-- Start DATA LINES --

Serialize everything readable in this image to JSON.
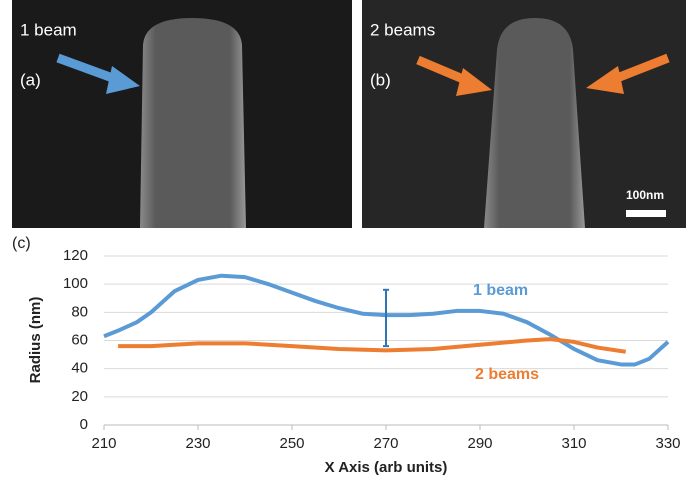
{
  "panels": [
    {
      "title": "1 beam",
      "label": "(a)"
    },
    {
      "title": "2 beams",
      "label": "(b)",
      "scale_bar": "100nm"
    }
  ],
  "chart_data": {
    "type": "line",
    "label": "(c)",
    "x_label": "X Axis (arb units)",
    "y_label": "Radius (nm)",
    "xlim": [
      210,
      330
    ],
    "xticks": [
      210,
      230,
      250,
      270,
      290,
      310,
      330
    ],
    "ylim": [
      0,
      120
    ],
    "yticks": [
      0,
      20,
      40,
      60,
      80,
      100,
      120
    ],
    "grid": true,
    "series": [
      {
        "name": "1 beam",
        "color": "#5b9bd5",
        "x": [
          210,
          213,
          217,
          220,
          225,
          230,
          235,
          240,
          245,
          250,
          255,
          260,
          265,
          270,
          275,
          280,
          285,
          290,
          295,
          300,
          305,
          310,
          315,
          320,
          323,
          326,
          330
        ],
        "values": [
          63,
          67,
          73,
          80,
          95,
          103,
          106,
          105,
          100,
          94,
          88,
          83,
          79,
          78,
          78,
          79,
          81,
          81,
          79,
          73,
          64,
          54,
          46,
          43,
          43,
          47,
          59
        ]
      },
      {
        "name": "2 beams",
        "color": "#ed7d31",
        "x": [
          213,
          220,
          230,
          240,
          250,
          260,
          270,
          280,
          290,
          300,
          305,
          310,
          315,
          321
        ],
        "values": [
          56,
          56,
          58,
          58,
          56,
          54,
          53,
          54,
          57,
          60,
          61,
          59,
          55,
          52
        ]
      }
    ],
    "error_bar": {
      "x": 270,
      "low": 56,
      "high": 96,
      "color": "#2e75b6"
    }
  }
}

-- End DATA LINES --

[REQUEST] Repeat each record exactly as shown above, dropping all images.

[THE ANSWER]
Serialize everything readable in this image to JSON.
{
  "panels": [
    {
      "title": "1 beam",
      "label": "(a)"
    },
    {
      "title": "2 beams",
      "label": "(b)",
      "scale_bar": "100nm"
    }
  ],
  "chart_data": {
    "type": "line",
    "label": "(c)",
    "x_label": "X Axis (arb units)",
    "y_label": "Radius (nm)",
    "xlim": [
      210,
      330
    ],
    "xticks": [
      210,
      230,
      250,
      270,
      290,
      310,
      330
    ],
    "ylim": [
      0,
      120
    ],
    "yticks": [
      0,
      20,
      40,
      60,
      80,
      100,
      120
    ],
    "grid": true,
    "series": [
      {
        "name": "1 beam",
        "color": "#5b9bd5",
        "x": [
          210,
          213,
          217,
          220,
          225,
          230,
          235,
          240,
          245,
          250,
          255,
          260,
          265,
          270,
          275,
          280,
          285,
          290,
          295,
          300,
          305,
          310,
          315,
          320,
          323,
          326,
          330
        ],
        "values": [
          63,
          67,
          73,
          80,
          95,
          103,
          106,
          105,
          100,
          94,
          88,
          83,
          79,
          78,
          78,
          79,
          81,
          81,
          79,
          73,
          64,
          54,
          46,
          43,
          43,
          47,
          59
        ]
      },
      {
        "name": "2 beams",
        "color": "#ed7d31",
        "x": [
          213,
          220,
          230,
          240,
          250,
          260,
          270,
          280,
          290,
          300,
          305,
          310,
          315,
          321
        ],
        "values": [
          56,
          56,
          58,
          58,
          56,
          54,
          53,
          54,
          57,
          60,
          61,
          59,
          55,
          52
        ]
      }
    ],
    "error_bar": {
      "x": 270,
      "low": 56,
      "high": 96,
      "color": "#2e75b6"
    }
  }
}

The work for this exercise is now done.